— Begin Information supplied —

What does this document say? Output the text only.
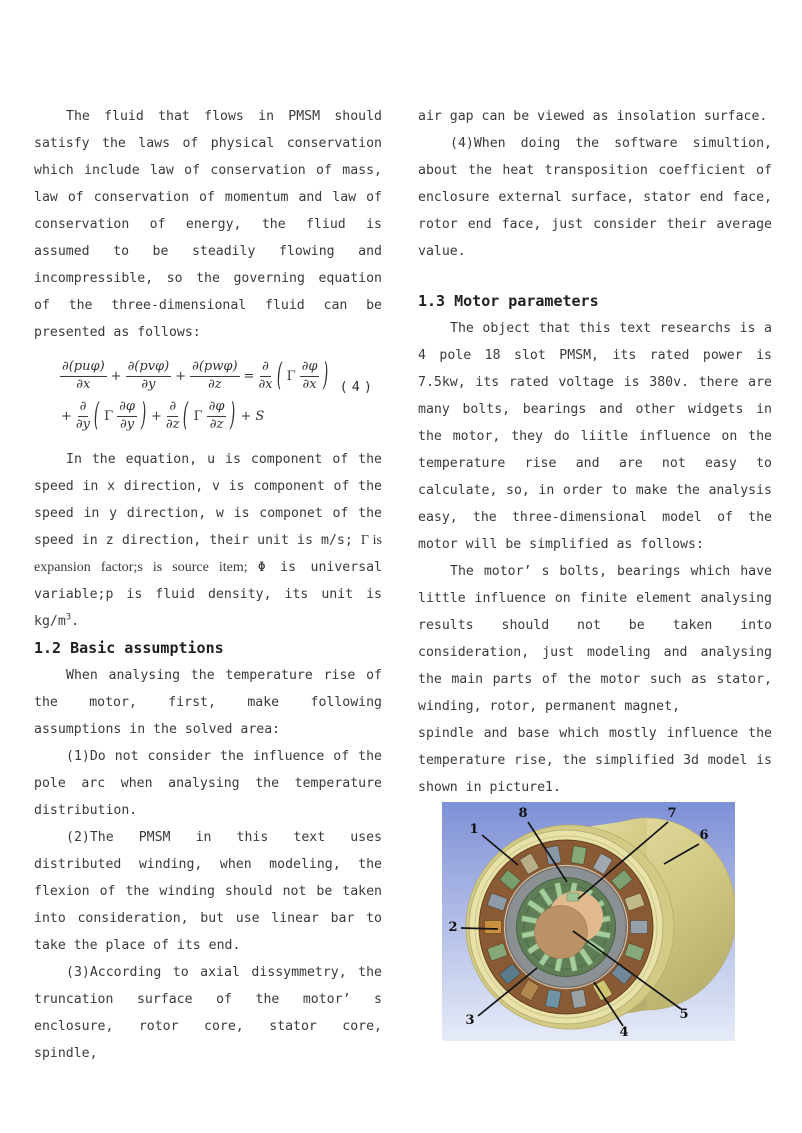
The fluid that flows in PMSM should satisfy the laws of physical conservation which include law of conservation of mass, law of conservation of momentum and law of conservation of energy, the fliud is assumed to be steadily flowing and incompressible, so the governing equation of the three-dimensional fluid can be presented as follows:

$\frac{\text{∂(puφ)}}{\partial x} + \frac{\text{∂(pvφ)}}{\partial y} + \frac{\text{∂(pwφ)}}{\partial z} = \frac{\partial}{\partial x}$ ( Γ $\frac{\partial\varphi}{\partial x}$ )
+ $\frac{\partial}{\partial y}$ ( Γ $\frac{\partial\varphi}{\partial y}$ ) + $\frac{\partial}{\partial z}$ ( Γ $\frac{\partial\varphi}{\partial z}$ ) + S
(4)

In the equation, u is component of the speed in x direction, v is component of the speed in y direction, w is componet of the speed in z direction, their unit is m/s; Γ is expansion factor;s is source item; Φ is universal variable;p is fluid density, its unit is $kg/m^3$.

1.2 Basic assumptions

When analysing the temperature rise of the motor, first, make following assumptions in the solved area:

(1)Do not consider the influence of the pole arc when analysing the temperature distribution.

(2)The PMSM in this text uses distributed winding, when modeling, the flexion of the winding should not be taken into consideration, but use linear bar to take the place of its end.

(3)According to axial dissymmetry, the truncation surface of the motor’ s enclosure, rotor core, stator core, spindle,

air gap can be viewed as insolation surface.

(4)When doing the software simultion, about the heat transposition coefficient of enclosure external surface, stator end face, rotor end face, just consider their average value.

1.3 Motor parameters

The object that this text researchs is a 4 pole 18 slot PMSM, its rated power is 7.5kw, its rated voltage is 380v. there are many bolts, bearings and other widgets in the motor, they do liitle influence on the temperature rise and are not easy to calculate, so, in order to make the analysis easy, the three-dimensional model of the motor will be simplified as follows:

The motor’ s bolts, bearings which have little influence on finite element analysing results should not be taken into consideration, just modeling and analysing the main parts of the motor such as stator, winding, rotor, permanent magnet,

spindle and base which mostly influence the temperature rise, the simplified 3d model is shown in picture1.

1
8	7
6
2
3
4
5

— End Information supplied —

Repeat every record above exactly, but leave out any pictures.

What does this document say? Output the text only.
The fluid that flows in PMSM should satisfy the laws of physical conservation which include law of conservation of mass, law of conservation of momentum and law of conservation of energy, the fliud is assumed to be steadily flowing and incompressible, so the governing equation of the three-dimensional fluid can be presented as follows:

$\frac{\text{∂(puφ)}}{\partial x} + \frac{\text{∂(pvφ)}}{\partial y} + \frac{\text{∂(pwφ)}}{\partial z} = \frac{\partial}{\partial x}$ ( Γ $\frac{\partial\varphi}{\partial x}$ )
+ $\frac{\partial}{\partial y}$ ( Γ $\frac{\partial\varphi}{\partial y}$ ) + $\frac{\partial}{\partial z}$ ( Γ $\frac{\partial\varphi}{\partial z}$ ) + S
(4)

In the equation, u is component of the speed in x direction, v is component of the speed in y direction, w is componet of the speed in z direction, their unit is m/s; Γ is expansion factor;s is source item; Φ is universal variable;p is fluid density, its unit is $kg/m^3$.

1.2 Basic assumptions

When analysing the temperature rise of the motor, first, make following assumptions in the solved area:

(1)Do not consider the influence of the pole arc when analysing the temperature distribution.

(2)The PMSM in this text uses distributed winding, when modeling, the flexion of the winding should not be taken into consideration, but use linear bar to take the place of its end.

(3)According to axial dissymmetry, the truncation surface of the motor’ s enclosure, rotor core, stator core, spindle,

air gap can be viewed as insolation surface.

(4)When doing the software simultion, about the heat transposition coefficient of enclosure external surface, stator end face, rotor end face, just consider their average value.

1.3 Motor parameters

The object that this text researchs is a 4 pole 18 slot PMSM, its rated power is 7.5kw, its rated voltage is 380v. there are many bolts, bearings and other widgets in the motor, they do liitle influence on the temperature rise and are not easy to calculate, so, in order to make the analysis easy, the three-dimensional model of the motor will be simplified as follows:

The motor’ s bolts, bearings which have little influence on finite element analysing results should not be taken into consideration, just modeling and analysing the main parts of the motor such as stator, winding, rotor, permanent magnet,

spindle and base which mostly influence the temperature rise, the simplified 3d model is shown in picture1.

1
8	7
6
2
3
4
5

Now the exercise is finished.